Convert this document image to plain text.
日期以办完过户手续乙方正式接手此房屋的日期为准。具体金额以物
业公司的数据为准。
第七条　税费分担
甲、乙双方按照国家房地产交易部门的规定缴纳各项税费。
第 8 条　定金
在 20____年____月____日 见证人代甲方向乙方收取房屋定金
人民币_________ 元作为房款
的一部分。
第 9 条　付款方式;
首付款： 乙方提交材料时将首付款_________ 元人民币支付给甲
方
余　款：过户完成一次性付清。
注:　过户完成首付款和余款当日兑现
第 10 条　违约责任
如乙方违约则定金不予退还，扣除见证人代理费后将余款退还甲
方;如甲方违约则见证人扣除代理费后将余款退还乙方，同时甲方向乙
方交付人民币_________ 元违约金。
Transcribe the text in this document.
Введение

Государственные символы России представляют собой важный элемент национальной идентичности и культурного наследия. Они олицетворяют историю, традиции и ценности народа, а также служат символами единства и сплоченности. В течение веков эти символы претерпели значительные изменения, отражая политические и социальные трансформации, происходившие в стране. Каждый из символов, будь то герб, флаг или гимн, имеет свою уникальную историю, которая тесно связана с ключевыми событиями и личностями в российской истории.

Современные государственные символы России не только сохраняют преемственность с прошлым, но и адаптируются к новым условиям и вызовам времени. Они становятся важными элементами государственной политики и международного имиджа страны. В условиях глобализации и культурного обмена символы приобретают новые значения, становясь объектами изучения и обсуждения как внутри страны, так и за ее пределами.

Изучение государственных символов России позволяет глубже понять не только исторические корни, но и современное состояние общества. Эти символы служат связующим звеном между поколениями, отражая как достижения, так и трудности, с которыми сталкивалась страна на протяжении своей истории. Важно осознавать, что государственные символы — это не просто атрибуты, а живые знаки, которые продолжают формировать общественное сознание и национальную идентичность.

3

————————

• [Exercise description]
Copy each line containing the word "России" from the data.

• [Answer for this exercise]
Государственные символы России представляют собой важный элемент национальной идентичности и культурного наследия. Они олицетворяют историю, традиции и ценности народа, а также служат символами единства и сплоченности. В течение веков эти символы претерпели значительные изменения, отражая политические и социальные трансформации, происходившие в стране. Каждый из символов, будь то герб, флаг или гимн, имеет свою уникальную историю, которая тесно связана с ключевыми событиями и личностями в российской истории.
Современные государственные символы России не только сохраняют преемственность с прошлым, но и адаптируются к новым условиям и вызовам времени. Они становятся важными элементами государственной политики и международного имиджа страны. В условиях глобализации и культурного обмена символы приобретают новые значения, становясь объектами изучения и обсуждения как внутри страны, так и за ее пределами.
Изучение государственных символов России позволяет глубже понять не только исторические корни, но и современное состояние общества. Эти символы служат связующим звеном между поколениями, отражая как достижения, так и трудности, с которыми сталкивалась страна на протяжении своей истории. Важно осознавать, что государственные символы — это не просто атрибуты, а живые знаки, которые продолжают формировать общественное сознание и национальную идентичность.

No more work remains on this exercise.